Objective => Scan the records and identify every line in which the string "JSON" occurs, then return those lines.

Dataset records =>
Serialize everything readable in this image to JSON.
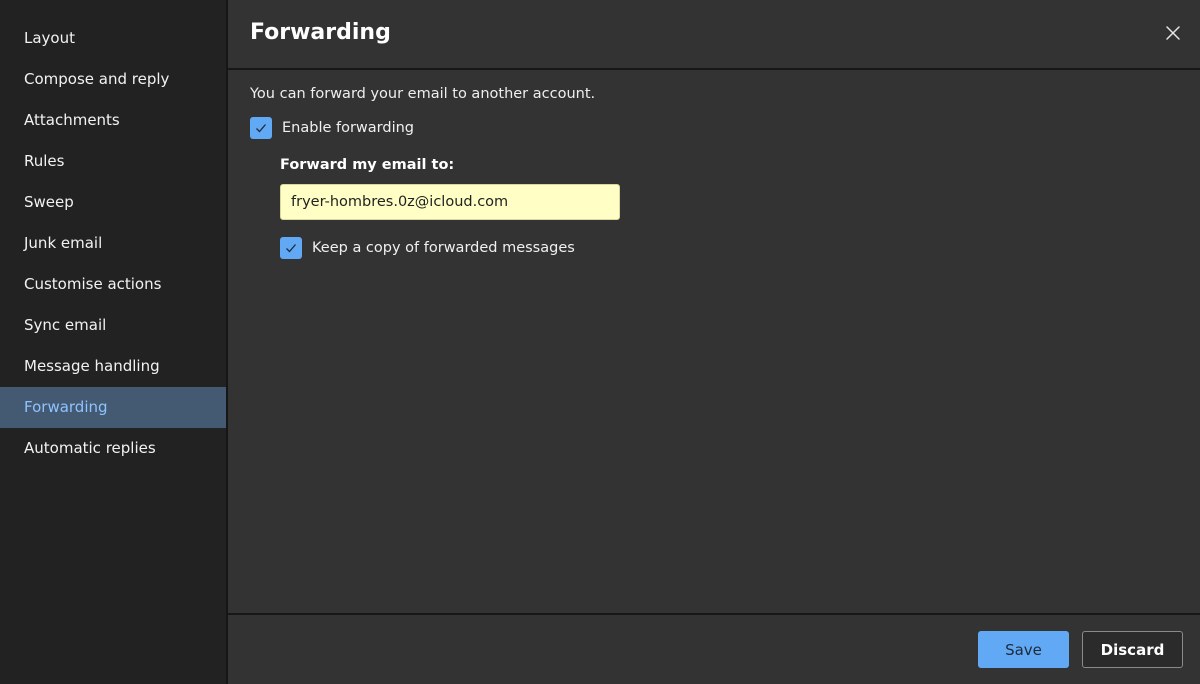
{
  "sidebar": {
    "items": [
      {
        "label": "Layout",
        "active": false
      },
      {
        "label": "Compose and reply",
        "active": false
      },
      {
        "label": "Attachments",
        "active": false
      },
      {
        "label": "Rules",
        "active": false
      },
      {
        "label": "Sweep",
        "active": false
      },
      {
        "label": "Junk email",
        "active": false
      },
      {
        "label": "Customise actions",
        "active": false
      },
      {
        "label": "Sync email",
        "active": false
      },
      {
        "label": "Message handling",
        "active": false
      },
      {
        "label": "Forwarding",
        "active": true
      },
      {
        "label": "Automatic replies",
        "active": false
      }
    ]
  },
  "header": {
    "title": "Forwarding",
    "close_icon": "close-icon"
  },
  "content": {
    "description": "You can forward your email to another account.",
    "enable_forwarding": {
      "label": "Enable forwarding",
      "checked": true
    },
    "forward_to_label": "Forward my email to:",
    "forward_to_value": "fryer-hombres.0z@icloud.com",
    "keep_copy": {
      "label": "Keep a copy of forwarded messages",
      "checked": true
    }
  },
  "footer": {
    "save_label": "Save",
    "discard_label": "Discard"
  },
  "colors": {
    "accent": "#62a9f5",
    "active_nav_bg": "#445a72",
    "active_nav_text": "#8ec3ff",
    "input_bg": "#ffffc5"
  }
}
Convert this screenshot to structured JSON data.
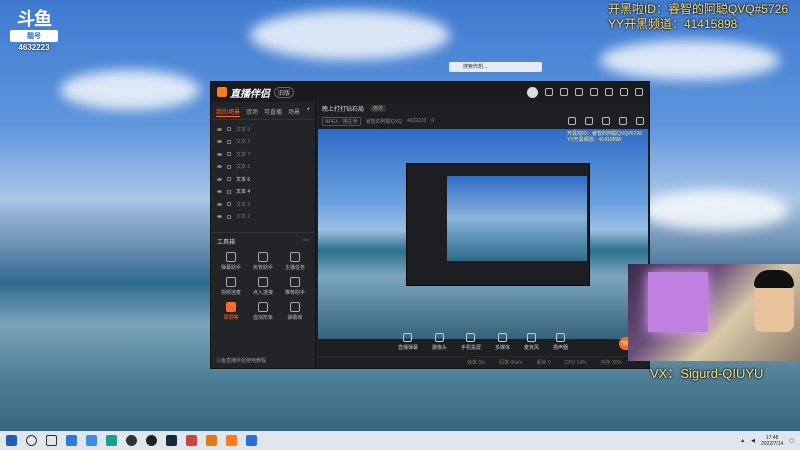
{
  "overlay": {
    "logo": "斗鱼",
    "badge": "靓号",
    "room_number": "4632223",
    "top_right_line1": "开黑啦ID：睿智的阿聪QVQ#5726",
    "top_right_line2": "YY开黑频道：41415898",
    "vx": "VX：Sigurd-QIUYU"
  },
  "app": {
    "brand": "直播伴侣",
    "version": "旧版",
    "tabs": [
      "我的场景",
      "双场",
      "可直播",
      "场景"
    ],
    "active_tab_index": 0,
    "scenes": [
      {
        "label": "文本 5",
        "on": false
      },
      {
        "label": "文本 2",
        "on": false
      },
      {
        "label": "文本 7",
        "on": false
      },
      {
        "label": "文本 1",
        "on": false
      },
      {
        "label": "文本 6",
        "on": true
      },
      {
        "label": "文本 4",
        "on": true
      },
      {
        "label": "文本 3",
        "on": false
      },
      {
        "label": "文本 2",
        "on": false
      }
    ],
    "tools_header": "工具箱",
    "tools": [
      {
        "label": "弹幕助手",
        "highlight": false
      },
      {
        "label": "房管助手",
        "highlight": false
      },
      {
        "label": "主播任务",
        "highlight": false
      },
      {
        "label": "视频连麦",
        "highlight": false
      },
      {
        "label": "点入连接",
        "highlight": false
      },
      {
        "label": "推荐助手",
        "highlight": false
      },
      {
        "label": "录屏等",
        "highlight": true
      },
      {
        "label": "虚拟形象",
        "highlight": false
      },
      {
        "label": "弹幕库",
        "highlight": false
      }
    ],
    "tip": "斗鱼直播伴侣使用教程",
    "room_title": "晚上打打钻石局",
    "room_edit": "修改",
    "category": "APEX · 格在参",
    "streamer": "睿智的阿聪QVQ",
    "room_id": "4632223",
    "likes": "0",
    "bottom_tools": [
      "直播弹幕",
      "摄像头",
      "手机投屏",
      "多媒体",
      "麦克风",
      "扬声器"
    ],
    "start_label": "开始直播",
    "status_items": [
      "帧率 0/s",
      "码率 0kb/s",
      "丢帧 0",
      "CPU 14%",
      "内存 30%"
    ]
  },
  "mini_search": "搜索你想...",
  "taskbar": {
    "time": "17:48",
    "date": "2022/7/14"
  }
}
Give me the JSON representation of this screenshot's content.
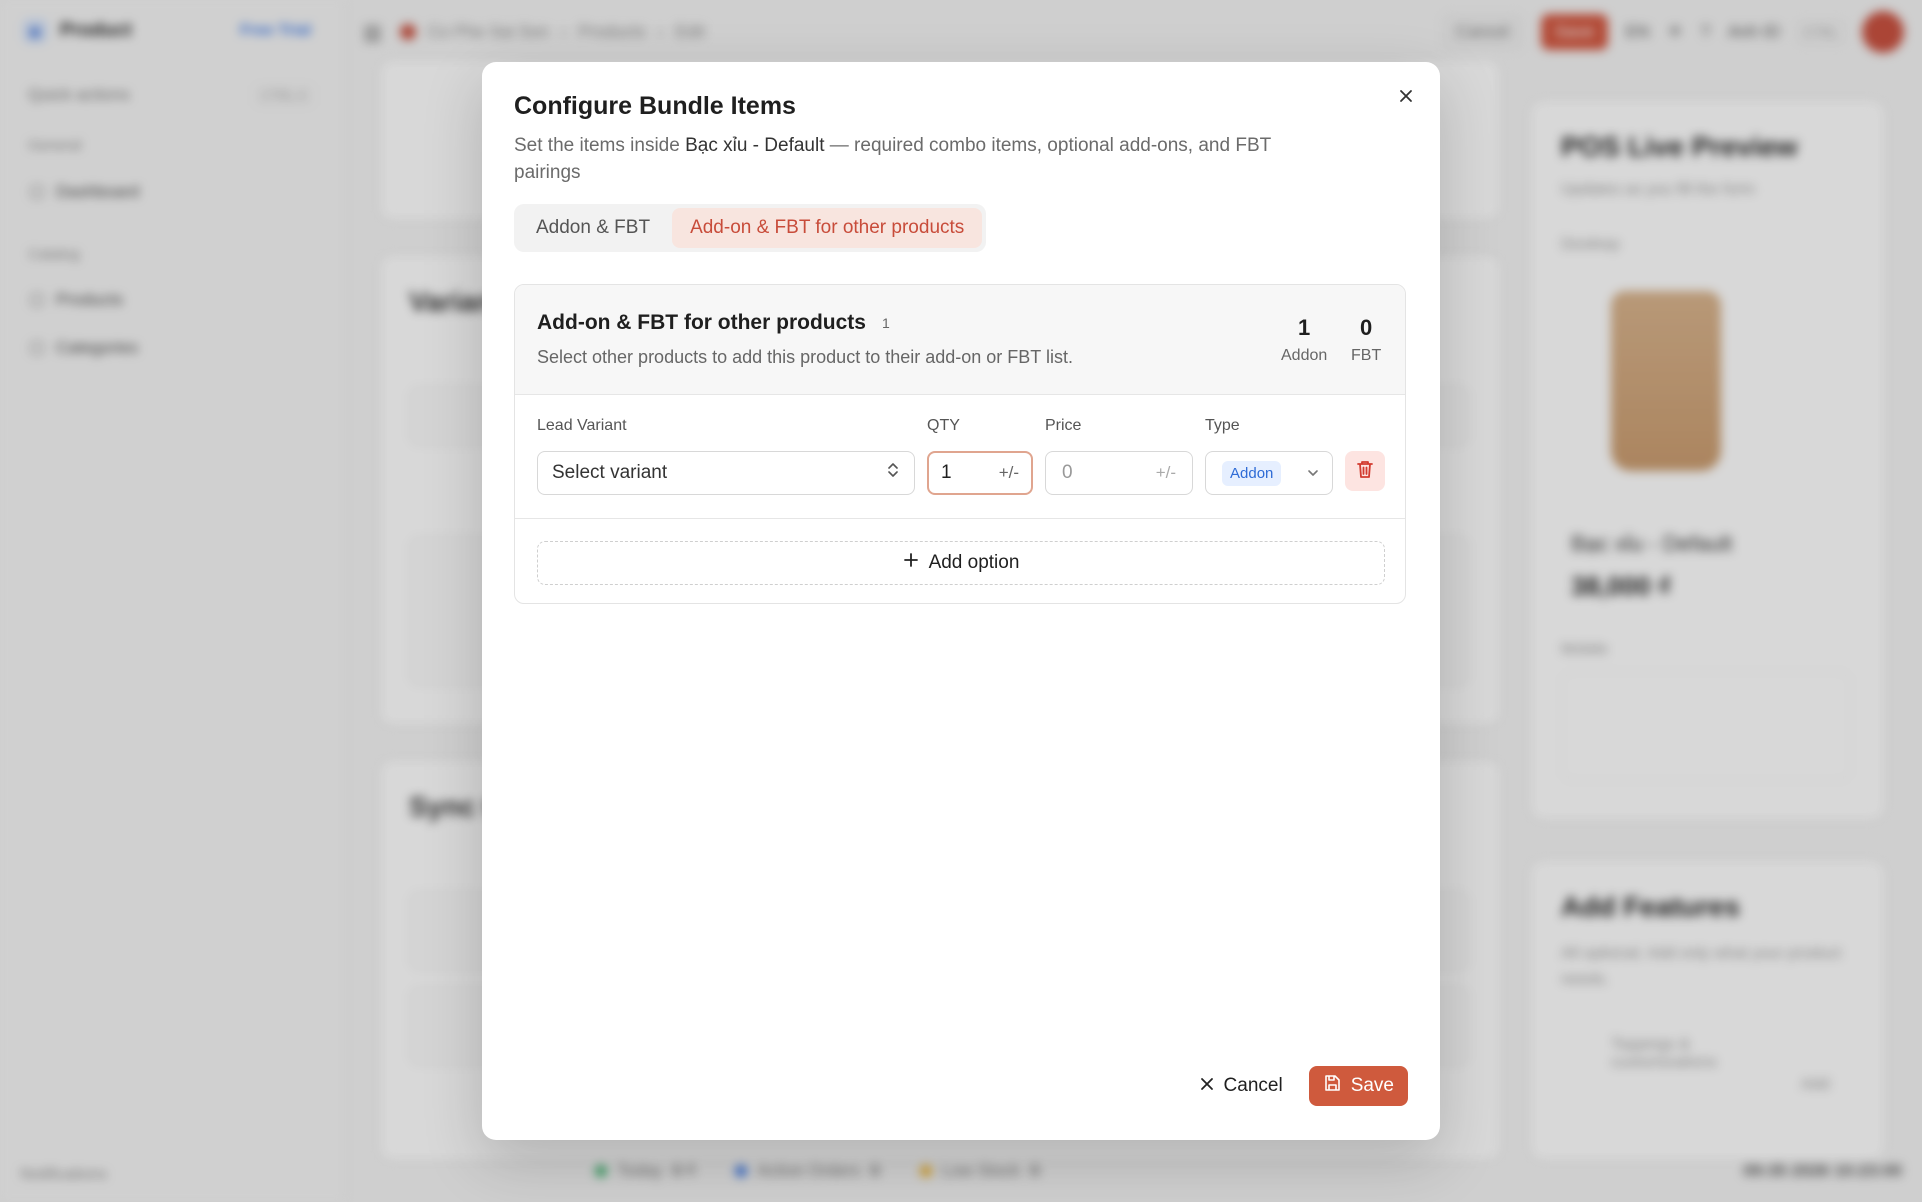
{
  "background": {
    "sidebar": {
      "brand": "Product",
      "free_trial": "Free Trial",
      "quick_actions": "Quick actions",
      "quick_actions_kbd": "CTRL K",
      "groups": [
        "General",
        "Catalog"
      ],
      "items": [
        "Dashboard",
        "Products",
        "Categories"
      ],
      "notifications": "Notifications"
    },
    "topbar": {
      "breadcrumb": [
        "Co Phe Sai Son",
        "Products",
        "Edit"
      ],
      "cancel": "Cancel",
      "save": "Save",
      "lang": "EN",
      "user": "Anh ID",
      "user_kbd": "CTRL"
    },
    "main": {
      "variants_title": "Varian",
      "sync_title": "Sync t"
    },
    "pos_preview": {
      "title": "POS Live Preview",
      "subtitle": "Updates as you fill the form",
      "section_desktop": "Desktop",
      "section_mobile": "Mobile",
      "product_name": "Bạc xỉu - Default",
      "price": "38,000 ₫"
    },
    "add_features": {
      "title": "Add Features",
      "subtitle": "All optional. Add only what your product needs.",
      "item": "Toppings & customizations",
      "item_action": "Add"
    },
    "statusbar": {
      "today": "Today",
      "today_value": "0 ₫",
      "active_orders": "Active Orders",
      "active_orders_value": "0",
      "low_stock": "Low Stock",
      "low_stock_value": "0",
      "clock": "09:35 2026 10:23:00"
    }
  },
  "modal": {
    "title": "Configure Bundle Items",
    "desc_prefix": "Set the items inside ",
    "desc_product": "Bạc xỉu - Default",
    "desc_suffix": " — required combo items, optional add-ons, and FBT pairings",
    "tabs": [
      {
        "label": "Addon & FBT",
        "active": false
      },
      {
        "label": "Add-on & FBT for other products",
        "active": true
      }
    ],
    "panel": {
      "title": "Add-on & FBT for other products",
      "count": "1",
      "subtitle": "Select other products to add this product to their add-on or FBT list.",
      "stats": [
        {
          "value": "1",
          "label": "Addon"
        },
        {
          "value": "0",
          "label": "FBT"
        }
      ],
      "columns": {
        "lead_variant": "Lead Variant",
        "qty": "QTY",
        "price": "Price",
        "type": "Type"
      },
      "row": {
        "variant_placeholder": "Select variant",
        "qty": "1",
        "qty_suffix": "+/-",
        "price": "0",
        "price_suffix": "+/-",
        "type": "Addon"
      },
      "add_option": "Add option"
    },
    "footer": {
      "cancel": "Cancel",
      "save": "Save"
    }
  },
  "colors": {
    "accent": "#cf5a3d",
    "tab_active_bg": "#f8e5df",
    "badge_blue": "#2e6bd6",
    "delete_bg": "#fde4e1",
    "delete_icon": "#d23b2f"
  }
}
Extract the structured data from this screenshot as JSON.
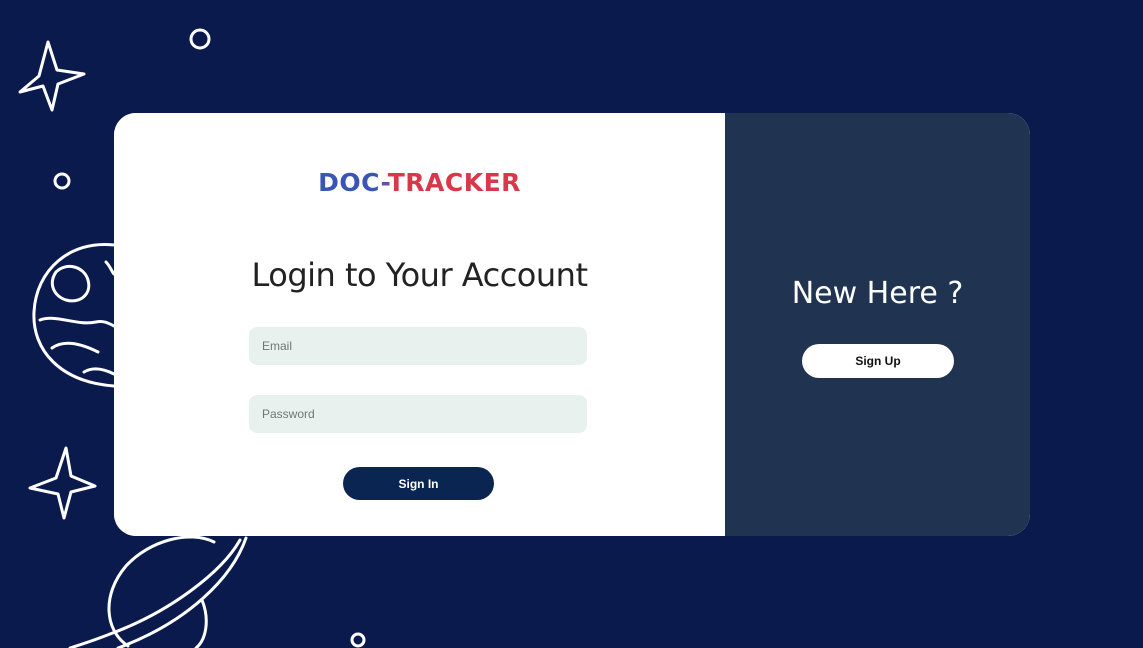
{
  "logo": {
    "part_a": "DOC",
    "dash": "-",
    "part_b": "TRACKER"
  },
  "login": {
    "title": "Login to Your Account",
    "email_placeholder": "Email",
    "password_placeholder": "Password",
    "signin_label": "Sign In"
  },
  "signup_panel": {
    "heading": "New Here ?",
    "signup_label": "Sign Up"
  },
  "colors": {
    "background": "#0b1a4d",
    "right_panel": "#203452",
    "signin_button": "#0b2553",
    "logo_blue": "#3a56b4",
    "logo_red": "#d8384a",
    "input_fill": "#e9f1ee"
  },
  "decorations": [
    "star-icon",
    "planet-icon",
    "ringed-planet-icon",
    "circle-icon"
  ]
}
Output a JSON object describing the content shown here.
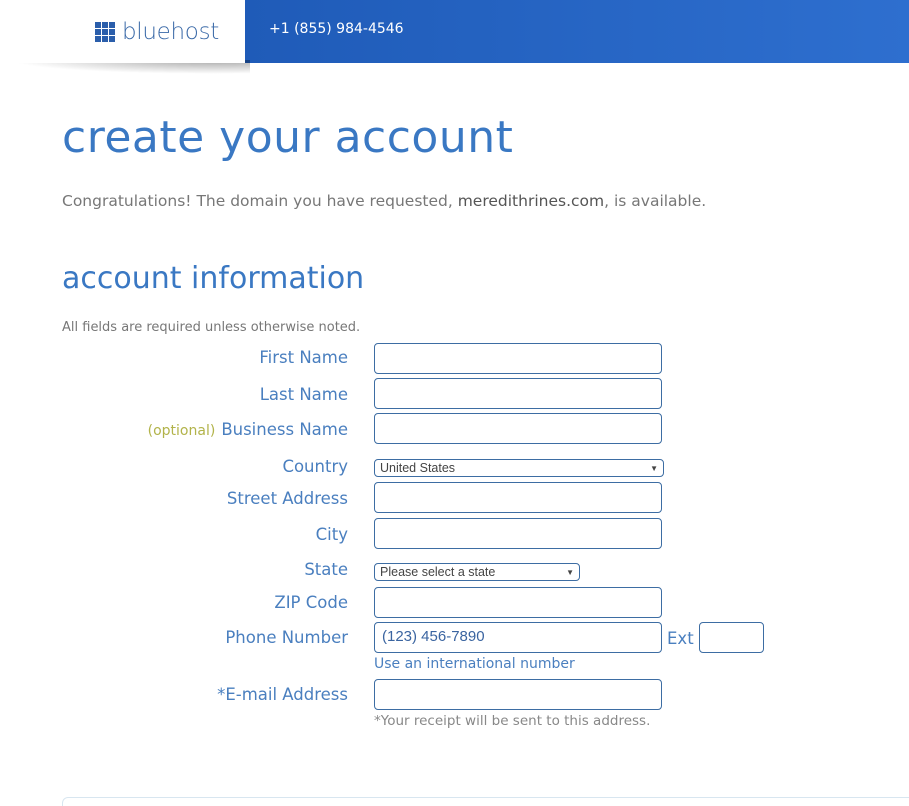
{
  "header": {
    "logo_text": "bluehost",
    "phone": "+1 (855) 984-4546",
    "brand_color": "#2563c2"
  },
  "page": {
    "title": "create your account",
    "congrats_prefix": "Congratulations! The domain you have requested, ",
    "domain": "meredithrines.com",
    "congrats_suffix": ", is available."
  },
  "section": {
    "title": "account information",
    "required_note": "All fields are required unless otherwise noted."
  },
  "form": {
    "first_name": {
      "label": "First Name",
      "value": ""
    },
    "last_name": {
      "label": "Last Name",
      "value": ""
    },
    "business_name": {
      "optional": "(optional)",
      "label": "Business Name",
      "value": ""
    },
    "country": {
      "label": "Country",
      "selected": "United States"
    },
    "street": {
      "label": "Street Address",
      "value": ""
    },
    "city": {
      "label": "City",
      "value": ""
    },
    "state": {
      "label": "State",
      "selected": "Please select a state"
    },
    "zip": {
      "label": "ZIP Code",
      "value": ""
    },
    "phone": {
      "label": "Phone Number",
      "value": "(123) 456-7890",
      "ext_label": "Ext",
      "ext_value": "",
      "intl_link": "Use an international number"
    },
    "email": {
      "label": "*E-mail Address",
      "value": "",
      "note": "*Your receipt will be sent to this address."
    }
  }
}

Written answer =>
Serialize everything readable in this image to JSON.
Convert this screenshot to structured JSON data.
Give me the JSON representation of this screenshot's content.
Extract the structured data from this screenshot as JSON.
Output a JSON object describing the content shown here.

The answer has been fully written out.